● TASK INSTRUCTIONS
All entries below are to be set down again, identical to the source.

[Collected data]
* start *

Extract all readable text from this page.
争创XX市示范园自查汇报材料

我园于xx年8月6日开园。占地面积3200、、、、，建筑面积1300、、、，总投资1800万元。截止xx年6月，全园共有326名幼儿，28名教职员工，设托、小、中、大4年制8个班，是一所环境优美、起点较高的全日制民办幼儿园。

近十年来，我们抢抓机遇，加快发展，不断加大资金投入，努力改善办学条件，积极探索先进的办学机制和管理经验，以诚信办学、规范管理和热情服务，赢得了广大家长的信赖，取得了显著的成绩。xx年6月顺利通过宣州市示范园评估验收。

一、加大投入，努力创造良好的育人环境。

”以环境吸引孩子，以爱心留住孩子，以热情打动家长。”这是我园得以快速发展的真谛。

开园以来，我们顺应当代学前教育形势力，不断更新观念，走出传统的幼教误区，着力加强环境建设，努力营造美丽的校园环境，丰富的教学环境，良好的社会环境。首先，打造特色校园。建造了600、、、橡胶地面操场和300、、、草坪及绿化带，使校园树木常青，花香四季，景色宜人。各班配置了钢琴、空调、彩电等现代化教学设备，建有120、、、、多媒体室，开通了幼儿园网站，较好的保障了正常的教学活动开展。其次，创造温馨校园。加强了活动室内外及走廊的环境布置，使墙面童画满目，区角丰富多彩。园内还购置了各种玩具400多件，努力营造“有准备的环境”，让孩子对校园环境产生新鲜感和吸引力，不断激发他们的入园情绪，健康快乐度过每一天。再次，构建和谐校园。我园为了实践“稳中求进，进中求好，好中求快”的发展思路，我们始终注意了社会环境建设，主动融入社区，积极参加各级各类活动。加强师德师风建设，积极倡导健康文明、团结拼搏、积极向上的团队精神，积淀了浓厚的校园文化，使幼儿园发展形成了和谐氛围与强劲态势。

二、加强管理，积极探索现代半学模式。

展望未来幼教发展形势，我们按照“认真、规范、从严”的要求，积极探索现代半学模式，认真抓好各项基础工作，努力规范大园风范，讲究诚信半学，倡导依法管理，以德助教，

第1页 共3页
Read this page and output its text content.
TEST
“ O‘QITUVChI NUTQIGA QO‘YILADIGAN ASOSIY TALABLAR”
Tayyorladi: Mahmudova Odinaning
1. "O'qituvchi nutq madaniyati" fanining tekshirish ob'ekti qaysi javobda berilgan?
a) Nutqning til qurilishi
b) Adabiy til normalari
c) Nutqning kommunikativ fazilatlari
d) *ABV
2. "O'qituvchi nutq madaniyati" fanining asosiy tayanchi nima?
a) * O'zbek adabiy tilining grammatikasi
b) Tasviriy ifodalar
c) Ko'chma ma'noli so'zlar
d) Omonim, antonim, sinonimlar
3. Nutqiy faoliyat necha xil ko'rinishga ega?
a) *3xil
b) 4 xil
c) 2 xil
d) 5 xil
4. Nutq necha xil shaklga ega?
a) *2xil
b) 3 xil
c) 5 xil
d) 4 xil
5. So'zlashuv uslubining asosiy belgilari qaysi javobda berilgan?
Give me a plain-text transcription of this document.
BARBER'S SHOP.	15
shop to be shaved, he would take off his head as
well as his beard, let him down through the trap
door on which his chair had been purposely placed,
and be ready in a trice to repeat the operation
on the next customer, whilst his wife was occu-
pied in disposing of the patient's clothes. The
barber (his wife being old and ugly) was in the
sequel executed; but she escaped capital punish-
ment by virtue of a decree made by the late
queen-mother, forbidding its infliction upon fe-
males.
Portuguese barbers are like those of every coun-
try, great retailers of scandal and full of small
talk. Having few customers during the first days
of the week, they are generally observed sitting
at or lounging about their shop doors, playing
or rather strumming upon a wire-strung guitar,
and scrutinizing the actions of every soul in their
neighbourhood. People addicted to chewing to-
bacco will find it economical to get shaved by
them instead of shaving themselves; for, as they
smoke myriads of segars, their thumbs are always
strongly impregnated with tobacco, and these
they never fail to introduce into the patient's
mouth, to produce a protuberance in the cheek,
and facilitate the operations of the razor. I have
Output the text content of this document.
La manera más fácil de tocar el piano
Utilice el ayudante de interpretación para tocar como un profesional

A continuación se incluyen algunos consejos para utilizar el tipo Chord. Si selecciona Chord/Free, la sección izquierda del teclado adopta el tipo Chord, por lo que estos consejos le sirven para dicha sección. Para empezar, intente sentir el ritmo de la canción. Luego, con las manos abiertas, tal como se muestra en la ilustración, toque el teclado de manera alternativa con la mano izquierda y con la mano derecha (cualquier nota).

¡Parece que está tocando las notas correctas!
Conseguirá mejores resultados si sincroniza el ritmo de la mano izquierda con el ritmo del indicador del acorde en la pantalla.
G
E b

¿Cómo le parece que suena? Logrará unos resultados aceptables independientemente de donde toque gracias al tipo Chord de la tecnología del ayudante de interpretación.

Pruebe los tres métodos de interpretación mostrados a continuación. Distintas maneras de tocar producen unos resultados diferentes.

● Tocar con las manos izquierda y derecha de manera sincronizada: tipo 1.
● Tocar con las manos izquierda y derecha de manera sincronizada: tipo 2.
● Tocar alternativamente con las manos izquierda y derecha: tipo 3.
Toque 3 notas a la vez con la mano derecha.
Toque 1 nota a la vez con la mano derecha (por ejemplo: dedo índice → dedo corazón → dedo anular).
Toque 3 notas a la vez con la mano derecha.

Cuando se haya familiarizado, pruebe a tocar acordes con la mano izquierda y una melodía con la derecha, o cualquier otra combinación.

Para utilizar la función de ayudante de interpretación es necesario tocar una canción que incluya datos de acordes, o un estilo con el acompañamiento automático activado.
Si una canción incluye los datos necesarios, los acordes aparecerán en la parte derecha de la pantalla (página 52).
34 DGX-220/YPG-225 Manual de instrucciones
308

* end *

● TASK OUTPUT
Extract all readable text from this page.
争创XX市示范园自查汇报材料

我园于xx年8月6日开园。占地面积3200、、、、，建筑面积1300、、、，总投资1800万元。截止xx年6月，全园共有326名幼儿，28名教职员工，设托、小、中、大4年制8个班，是一所环境优美、起点较高的全日制民办幼儿园。

近十年来，我们抢抓机遇，加快发展，不断加大资金投入，努力改善办学条件，积极探索先进的办学机制和管理经验，以诚信办学、规范管理和热情服务，赢得了广大家长的信赖，取得了显著的成绩。xx年6月顺利通过宣州市示范园评估验收。

一、加大投入，努力创造良好的育人环境。

”以环境吸引孩子，以爱心留住孩子，以热情打动家长。”这是我园得以快速发展的真谛。

开园以来，我们顺应当代学前教育形势力，不断更新观念，走出传统的幼教误区，着力加强环境建设，努力营造美丽的校园环境，丰富的教学环境，良好的社会环境。首先，打造特色校园。建造了600、、、橡胶地面操场和300、、、草坪及绿化带，使校园树木常青，花香四季，景色宜人。各班配置了钢琴、空调、彩电等现代化教学设备，建有120、、、、多媒体室，开通了幼儿园网站，较好的保障了正常的教学活动开展。其次，创造温馨校园。加强了活动室内外及走廊的环境布置，使墙面童画满目，区角丰富多彩。园内还购置了各种玩具400多件，努力营造“有准备的环境”，让孩子对校园环境产生新鲜感和吸引力，不断激发他们的入园情绪，健康快乐度过每一天。再次，构建和谐校园。我园为了实践“稳中求进，进中求好，好中求快”的发展思路，我们始终注意了社会环境建设，主动融入社区，积极参加各级各类活动。加强师德师风建设，积极倡导健康文明、团结拼搏、积极向上的团队精神，积淀了浓厚的校园文化，使幼儿园发展形成了和谐氛围与强劲态势。

二、加强管理，积极探索现代半学模式。

展望未来幼教发展形势，我们按照“认真、规范、从严”的要求，积极探索现代半学模式，认真抓好各项基础工作，努力规范大园风范，讲究诚信半学，倡导依法管理，以德助教，

第1页 共3页
Read this page and output its text content.
TEST
“ O‘QITUVChI NUTQIGA QO‘YILADIGAN ASOSIY TALABLAR”
Tayyorladi: Mahmudova Odinaning
1. "O'qituvchi nutq madaniyati" fanining tekshirish ob'ekti qaysi javobda berilgan?
a) Nutqning til qurilishi
b) Adabiy til normalari
c) Nutqning kommunikativ fazilatlari
d) *ABV
2. "O'qituvchi nutq madaniyati" fanining asosiy tayanchi nima?
a) * O'zbek adabiy tilining grammatikasi
b) Tasviriy ifodalar
c) Ko'chma ma'noli so'zlar
d) Omonim, antonim, sinonimlar
3. Nutqiy faoliyat necha xil ko'rinishga ega?
a) *3xil
b) 4 xil
c) 2 xil
d) 5 xil
4. Nutq necha xil shaklga ega?
a) *2xil
b) 3 xil
c) 5 xil
d) 4 xil
5. So'zlashuv uslubining asosiy belgilari qaysi javobda berilgan?
Give me a plain-text transcription of this document.
BARBER'S SHOP.	15
shop to be shaved, he would take off his head as
well as his beard, let him down through the trap
door on which his chair had been purposely placed,
and be ready in a trice to repeat the operation
on the next customer, whilst his wife was occu-
pied in disposing of the patient's clothes. The
barber (his wife being old and ugly) was in the
sequel executed; but she escaped capital punish-
ment by virtue of a decree made by the late
queen-mother, forbidding its infliction upon fe-
males.
Portuguese barbers are like those of every coun-
try, great retailers of scandal and full of small
talk. Having few customers during the first days
of the week, they are generally observed sitting
at or lounging about their shop doors, playing
or rather strumming upon a wire-strung guitar,
and scrutinizing the actions of every soul in their
neighbourhood. People addicted to chewing to-
bacco will find it economical to get shaved by
them instead of shaving themselves; for, as they
smoke myriads of segars, their thumbs are always
strongly impregnated with tobacco, and these
they never fail to introduce into the patient's
mouth, to produce a protuberance in the cheek,
and facilitate the operations of the razor. I have
Output the text content of this document.
La manera más fácil de tocar el piano
Utilice el ayudante de interpretación para tocar como un profesional

A continuación se incluyen algunos consejos para utilizar el tipo Chord. Si selecciona Chord/Free, la sección izquierda del teclado adopta el tipo Chord, por lo que estos consejos le sirven para dicha sección. Para empezar, intente sentir el ritmo de la canción. Luego, con las manos abiertas, tal como se muestra en la ilustración, toque el teclado de manera alternativa con la mano izquierda y con la mano derecha (cualquier nota).

¡Parece que está tocando las notas correctas!
Conseguirá mejores resultados si sincroniza el ritmo de la mano izquierda con el ritmo del indicador del acorde en la pantalla.
G
E b

¿Cómo le parece que suena? Logrará unos resultados aceptables independientemente de donde toque gracias al tipo Chord de la tecnología del ayudante de interpretación.

Pruebe los tres métodos de interpretación mostrados a continuación. Distintas maneras de tocar producen unos resultados diferentes.

● Tocar con las manos izquierda y derecha de manera sincronizada: tipo 1.
● Tocar con las manos izquierda y derecha de manera sincronizada: tipo 2.
● Tocar alternativamente con las manos izquierda y derecha: tipo 3.
Toque 3 notas a la vez con la mano derecha.
Toque 1 nota a la vez con la mano derecha (por ejemplo: dedo índice → dedo corazón → dedo anular).
Toque 3 notas a la vez con la mano derecha.

Cuando se haya familiarizado, pruebe a tocar acordes con la mano izquierda y una melodía con la derecha, o cualquier otra combinación.

Para utilizar la función de ayudante de interpretación es necesario tocar una canción que incluya datos de acordes, o un estilo con el acompañamiento automático activado.
Si una canción incluye los datos necesarios, los acordes aparecerán en la parte derecha de la pantalla (página 52).
34 DGX-220/YPG-225 Manual de instrucciones
308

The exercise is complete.